▶ Work to be completed:
In the text on song lyrics and cover songs, which band was the writer listening to that inspired the "To Hell With Good Intentions" entry?

▶ Text excerpt:
-- Opening Marker --

I am sure that there are those that find praise for such a contemptuous sentiment offensive, but consider the line in context with the rest of the song.  The next verse paints a bleak picture of the narrator and of the relationship between the characters, so the narrator is not exactly reveling in the absence of the partner.  The song ends with the chorus, which documents the repeated pleas of the utterly defeated narrator.  The chorus is set up in a way that de-escalates the stakes of the situation, as the narrator begs the third party to tell her 1) “I’m still alive”, 2) “I’m still in love”, and 3) “to come pick me up”.  With this status report, the narrator alerts the listener to his/her most basic condition, then his/her general emotional state, and finally his/her specific physical situation, narrowing down the listener’s potential concern from “he might be dead” to “oh, he needs a ride.”  The fact that the narrator is in such a state that he’s left pleading for a ride from the object of his scorn should indicate who ended up with the upper hand in the disintegration of this relationship, and provide comfort to those who object to the prior insults.  She’s the one with the last laugh.

But you have to admit, Japandroids delivered a pretty sick burn (to use a colloquial expression).

Covered: “To Hell With Good Intentions”

Covered is a feature where we examine the merits of various cover songs, debating whether or not they capture the spirit and intent of the original, if the cover adds anything new, and whether or not it perhaps surpasses the original.  If we fail on those counts, at the very least we may expose you to different versions of great songs you hadn’t heard before. 

Today’s inspiration comes from the simple fact that I was listening to the underrated punk band Mclusky this afternoon.  They’re now defunct, but they left us with some classic post-hardcore albums that are an excellent mix of fiery intensity and bitterly sarcastic humor.   Just taking a look at their album titles should give a clue about the latter (My Pain and Sadness Is More Sad and Painful Than Yours and The Difference Between Me and You Is That I’m Not On Fire come to mind, but knowing the allusion of Mclusky Do Dallas is hilarious as well).

“To Hell With Good Intentions” is one of my favorites, with its string of ridiculous boasts for each verse, mirrored by the nonsensical response of “My love is bigger than your love” and punctuated by the simple warning of the chorus: “We’re all going straight to hell.”  Musically, it’s spare, simple, and direct, marked most notably by a rhythmic bass hit that emphasizes each line.

-- Closing Marker --

▶ The data:

-- Opening Marker --

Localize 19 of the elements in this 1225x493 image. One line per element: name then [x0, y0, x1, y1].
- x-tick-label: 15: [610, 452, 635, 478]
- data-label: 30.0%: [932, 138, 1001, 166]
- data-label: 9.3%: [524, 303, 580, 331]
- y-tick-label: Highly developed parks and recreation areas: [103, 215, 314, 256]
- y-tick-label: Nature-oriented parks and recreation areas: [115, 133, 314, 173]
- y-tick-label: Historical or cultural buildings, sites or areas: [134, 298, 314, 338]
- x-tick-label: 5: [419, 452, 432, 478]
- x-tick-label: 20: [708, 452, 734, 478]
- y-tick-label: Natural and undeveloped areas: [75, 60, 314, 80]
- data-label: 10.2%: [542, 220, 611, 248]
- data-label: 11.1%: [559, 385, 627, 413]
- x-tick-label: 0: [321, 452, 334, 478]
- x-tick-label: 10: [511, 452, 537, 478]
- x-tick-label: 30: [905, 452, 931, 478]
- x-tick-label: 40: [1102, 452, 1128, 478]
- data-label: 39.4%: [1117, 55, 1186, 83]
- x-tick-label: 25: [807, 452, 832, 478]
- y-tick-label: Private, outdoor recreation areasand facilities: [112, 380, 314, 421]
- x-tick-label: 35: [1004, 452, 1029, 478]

-- Closing Marker --

▶ Response box:
Mclusky, an underrated punk band that is now defunct.